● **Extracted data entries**

--- START ---

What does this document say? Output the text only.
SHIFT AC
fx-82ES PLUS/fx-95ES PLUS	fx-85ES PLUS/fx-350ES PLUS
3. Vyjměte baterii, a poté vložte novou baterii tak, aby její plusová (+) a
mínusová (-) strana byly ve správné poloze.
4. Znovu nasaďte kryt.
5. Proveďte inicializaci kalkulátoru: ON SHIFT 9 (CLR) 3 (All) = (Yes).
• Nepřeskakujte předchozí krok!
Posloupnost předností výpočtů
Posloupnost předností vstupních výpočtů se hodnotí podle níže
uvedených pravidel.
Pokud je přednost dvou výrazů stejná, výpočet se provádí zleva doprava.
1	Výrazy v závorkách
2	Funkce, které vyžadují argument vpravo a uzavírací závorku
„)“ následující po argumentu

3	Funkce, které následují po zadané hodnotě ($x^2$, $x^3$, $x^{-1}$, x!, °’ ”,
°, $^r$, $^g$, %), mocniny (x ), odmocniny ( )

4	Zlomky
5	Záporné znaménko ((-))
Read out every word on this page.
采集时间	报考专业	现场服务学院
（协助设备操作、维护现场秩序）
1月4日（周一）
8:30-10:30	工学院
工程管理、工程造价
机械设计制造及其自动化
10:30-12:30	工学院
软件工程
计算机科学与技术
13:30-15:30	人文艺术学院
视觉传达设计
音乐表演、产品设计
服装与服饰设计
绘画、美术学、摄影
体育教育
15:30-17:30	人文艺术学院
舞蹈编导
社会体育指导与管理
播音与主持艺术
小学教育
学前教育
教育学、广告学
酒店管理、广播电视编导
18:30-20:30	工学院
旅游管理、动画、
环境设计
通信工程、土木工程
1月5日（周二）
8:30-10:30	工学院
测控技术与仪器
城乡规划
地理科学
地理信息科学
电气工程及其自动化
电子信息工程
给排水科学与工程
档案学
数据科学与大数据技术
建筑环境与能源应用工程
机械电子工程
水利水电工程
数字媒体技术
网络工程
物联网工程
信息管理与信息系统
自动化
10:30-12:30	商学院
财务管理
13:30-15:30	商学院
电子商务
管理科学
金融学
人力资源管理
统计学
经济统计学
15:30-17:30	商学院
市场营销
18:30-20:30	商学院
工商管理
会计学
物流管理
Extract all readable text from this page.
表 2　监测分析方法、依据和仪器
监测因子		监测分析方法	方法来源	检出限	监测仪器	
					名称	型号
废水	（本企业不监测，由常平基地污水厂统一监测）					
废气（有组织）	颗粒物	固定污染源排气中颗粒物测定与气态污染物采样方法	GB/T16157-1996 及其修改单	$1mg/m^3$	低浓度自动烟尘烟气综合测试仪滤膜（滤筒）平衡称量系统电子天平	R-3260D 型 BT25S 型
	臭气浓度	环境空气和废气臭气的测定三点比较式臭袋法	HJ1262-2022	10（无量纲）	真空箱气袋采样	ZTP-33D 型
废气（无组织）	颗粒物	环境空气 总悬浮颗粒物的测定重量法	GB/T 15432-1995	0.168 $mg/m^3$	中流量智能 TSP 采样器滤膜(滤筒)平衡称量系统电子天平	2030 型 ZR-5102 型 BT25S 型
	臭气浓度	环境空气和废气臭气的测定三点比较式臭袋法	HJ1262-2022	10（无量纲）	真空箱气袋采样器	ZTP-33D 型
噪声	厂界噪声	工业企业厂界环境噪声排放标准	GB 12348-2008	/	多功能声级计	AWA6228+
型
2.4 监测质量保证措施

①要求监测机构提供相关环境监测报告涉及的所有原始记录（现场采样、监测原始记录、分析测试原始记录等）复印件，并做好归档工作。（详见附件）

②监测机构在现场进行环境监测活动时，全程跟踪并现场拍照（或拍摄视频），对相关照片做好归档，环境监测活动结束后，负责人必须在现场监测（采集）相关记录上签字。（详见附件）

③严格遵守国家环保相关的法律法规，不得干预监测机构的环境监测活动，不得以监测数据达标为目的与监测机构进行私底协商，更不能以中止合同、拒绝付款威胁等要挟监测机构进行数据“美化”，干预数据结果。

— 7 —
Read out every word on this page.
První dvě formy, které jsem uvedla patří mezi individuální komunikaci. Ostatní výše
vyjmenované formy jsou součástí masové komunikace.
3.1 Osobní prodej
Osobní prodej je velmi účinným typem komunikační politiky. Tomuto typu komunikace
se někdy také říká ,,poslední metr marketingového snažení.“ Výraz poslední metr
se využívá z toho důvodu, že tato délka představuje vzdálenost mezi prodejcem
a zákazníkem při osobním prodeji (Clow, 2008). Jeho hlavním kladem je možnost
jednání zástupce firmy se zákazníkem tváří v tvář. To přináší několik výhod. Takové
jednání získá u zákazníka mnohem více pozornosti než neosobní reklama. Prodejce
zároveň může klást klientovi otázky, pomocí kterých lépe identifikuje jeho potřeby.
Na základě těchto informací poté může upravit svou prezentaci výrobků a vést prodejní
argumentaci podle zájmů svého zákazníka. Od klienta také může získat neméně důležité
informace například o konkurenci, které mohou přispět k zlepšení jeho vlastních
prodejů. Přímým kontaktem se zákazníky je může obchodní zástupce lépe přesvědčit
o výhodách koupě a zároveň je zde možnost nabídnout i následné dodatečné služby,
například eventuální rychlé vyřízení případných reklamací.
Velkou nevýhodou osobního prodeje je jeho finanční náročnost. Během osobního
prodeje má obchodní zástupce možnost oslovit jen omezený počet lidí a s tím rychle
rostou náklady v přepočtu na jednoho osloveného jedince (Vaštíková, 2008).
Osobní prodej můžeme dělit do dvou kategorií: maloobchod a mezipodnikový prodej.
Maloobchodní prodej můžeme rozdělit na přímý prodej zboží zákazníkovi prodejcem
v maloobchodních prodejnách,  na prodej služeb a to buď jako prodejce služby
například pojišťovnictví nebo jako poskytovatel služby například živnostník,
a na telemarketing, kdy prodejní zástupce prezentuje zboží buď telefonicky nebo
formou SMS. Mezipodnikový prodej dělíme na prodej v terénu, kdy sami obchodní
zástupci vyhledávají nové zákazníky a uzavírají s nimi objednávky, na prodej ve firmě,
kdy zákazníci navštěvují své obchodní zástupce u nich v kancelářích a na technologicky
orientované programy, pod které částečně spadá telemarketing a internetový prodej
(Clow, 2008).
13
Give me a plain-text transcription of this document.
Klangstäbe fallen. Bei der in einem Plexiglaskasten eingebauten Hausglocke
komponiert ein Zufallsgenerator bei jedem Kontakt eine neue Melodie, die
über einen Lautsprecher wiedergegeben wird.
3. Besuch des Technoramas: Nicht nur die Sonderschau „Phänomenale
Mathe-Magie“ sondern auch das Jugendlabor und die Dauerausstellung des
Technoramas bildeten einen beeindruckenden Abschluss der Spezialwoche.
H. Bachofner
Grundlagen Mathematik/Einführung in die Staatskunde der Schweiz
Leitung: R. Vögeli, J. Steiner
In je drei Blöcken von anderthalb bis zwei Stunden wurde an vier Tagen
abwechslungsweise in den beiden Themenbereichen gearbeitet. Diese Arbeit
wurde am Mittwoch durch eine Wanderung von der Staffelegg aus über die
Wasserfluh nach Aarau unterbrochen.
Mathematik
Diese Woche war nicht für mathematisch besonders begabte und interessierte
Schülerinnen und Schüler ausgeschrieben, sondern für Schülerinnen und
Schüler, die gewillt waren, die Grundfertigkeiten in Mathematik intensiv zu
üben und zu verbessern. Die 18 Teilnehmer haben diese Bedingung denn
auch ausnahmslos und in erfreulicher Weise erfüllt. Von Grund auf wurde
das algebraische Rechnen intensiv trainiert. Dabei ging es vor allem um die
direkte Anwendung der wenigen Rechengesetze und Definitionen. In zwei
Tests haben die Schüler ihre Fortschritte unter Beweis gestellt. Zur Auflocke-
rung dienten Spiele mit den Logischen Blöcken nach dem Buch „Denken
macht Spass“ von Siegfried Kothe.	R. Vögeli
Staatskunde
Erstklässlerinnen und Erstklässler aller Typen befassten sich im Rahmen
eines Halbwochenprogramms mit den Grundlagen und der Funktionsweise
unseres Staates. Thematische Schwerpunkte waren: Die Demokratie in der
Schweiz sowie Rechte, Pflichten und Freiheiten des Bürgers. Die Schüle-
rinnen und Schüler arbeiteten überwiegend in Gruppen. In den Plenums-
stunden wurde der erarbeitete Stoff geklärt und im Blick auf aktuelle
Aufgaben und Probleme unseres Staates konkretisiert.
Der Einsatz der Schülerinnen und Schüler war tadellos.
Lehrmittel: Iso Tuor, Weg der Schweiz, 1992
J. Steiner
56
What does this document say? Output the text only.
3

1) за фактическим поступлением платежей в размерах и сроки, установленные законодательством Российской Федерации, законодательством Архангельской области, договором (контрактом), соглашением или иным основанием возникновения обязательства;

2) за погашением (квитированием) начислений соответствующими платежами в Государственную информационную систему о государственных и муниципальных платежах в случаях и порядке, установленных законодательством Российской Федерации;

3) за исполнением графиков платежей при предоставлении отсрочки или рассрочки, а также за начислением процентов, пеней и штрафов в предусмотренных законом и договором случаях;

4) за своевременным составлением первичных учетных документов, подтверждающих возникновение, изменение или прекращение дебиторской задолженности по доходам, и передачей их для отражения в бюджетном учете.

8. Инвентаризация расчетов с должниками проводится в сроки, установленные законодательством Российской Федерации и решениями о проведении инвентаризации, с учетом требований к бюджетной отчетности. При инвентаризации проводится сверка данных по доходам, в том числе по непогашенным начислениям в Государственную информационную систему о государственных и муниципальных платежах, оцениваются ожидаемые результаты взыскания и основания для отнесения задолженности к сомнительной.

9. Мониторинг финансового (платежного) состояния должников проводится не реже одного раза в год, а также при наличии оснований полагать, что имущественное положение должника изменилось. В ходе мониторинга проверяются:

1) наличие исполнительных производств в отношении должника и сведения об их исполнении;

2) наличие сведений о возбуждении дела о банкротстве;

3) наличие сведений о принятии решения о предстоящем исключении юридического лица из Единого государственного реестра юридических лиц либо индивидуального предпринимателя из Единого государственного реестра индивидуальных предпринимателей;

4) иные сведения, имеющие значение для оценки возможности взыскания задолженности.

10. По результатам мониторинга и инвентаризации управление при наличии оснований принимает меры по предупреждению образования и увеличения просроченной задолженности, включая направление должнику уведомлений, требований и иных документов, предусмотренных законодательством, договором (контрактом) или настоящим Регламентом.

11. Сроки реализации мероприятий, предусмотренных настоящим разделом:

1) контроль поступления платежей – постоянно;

--- END ---

● **Request**
Copy out each line of the records where the string "einen" appears.

● **Exercise answer**
über einen Lautsprecher wiedergegeben wird.
Technoramas bildeten einen beeindruckenden Abschluss der Spezialwoche.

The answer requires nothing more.